• [YOUR TASK]:
Report all lines holding "text".

== EXTRACTED ENTRIES ==

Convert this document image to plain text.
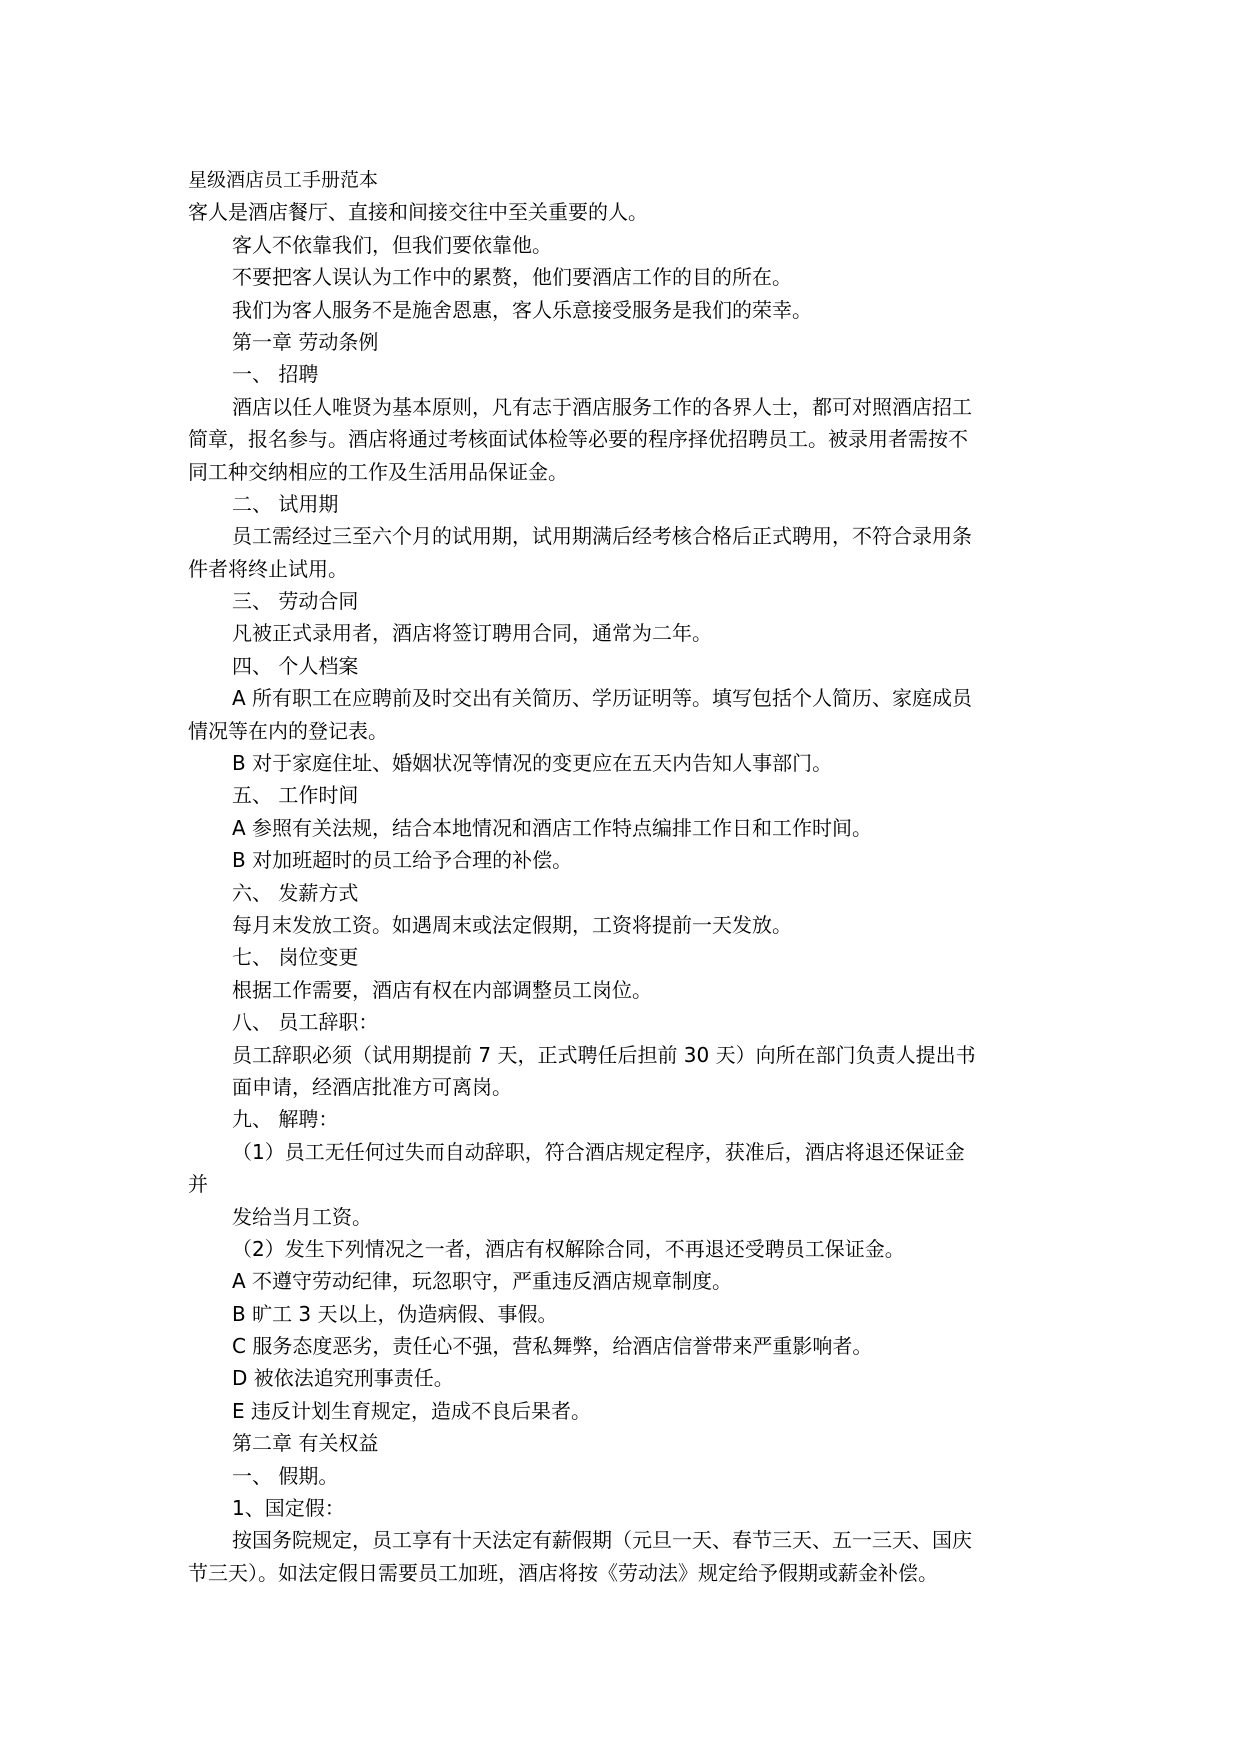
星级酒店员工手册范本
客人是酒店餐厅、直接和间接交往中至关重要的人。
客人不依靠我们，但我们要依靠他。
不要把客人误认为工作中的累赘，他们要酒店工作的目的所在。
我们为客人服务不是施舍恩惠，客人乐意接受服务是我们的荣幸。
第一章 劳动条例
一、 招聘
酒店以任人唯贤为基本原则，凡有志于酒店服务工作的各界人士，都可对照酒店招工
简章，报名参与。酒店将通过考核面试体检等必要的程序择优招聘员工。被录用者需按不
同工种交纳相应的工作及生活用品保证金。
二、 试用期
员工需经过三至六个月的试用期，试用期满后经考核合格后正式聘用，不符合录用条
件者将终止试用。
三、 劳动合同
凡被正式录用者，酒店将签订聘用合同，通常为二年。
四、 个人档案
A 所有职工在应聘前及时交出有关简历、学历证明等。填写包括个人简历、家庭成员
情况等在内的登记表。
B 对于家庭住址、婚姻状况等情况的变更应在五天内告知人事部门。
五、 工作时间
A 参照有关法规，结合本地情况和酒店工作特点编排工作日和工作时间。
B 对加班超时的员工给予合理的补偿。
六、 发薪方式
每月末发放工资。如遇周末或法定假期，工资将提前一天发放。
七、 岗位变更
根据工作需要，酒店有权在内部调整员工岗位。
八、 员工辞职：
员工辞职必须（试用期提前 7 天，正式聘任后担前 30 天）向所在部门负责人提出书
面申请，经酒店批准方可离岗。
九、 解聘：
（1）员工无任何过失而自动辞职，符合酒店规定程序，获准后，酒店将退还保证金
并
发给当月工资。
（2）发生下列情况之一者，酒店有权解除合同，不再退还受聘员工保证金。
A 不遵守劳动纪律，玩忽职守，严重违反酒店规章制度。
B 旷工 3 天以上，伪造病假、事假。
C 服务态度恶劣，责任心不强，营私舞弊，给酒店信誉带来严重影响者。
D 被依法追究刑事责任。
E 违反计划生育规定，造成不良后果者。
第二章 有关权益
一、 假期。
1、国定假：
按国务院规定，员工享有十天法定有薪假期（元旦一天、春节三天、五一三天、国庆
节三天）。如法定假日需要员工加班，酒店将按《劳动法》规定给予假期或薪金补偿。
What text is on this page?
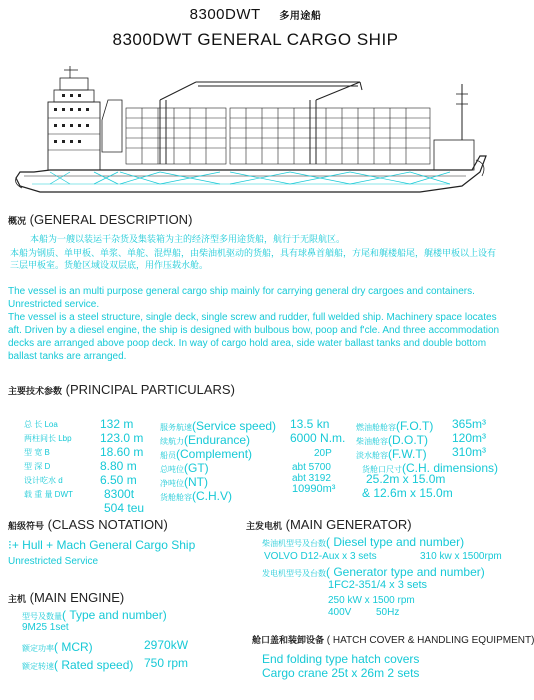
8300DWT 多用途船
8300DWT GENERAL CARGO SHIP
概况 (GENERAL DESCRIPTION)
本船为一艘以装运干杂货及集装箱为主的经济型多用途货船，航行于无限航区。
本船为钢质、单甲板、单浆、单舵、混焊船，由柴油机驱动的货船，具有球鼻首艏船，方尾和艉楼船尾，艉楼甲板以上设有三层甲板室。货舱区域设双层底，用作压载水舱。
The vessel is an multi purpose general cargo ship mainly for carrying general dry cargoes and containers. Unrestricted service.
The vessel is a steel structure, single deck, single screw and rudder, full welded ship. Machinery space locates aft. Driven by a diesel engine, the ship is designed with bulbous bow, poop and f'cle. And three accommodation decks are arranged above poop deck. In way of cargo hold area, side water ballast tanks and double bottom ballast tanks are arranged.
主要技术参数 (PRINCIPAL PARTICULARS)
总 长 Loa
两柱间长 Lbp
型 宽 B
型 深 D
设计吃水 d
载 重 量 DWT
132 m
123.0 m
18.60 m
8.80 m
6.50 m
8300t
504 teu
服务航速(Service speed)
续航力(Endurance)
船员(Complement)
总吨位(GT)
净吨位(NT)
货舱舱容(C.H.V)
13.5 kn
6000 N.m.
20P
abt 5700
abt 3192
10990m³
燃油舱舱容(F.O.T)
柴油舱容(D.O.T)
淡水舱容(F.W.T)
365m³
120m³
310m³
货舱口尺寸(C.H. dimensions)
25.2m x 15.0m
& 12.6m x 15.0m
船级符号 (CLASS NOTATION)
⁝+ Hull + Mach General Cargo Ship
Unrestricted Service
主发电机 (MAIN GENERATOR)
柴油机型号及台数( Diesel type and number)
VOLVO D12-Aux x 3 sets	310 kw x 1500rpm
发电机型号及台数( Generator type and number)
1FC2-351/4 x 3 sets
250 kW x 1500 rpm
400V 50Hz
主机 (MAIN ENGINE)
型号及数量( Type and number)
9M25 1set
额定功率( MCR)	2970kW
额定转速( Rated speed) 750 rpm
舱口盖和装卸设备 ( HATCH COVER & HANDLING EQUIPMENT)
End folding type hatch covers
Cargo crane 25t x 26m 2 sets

===

• [OUTPUT OF THE TASK]:
Convert this document image to plain text.
What text is on this page?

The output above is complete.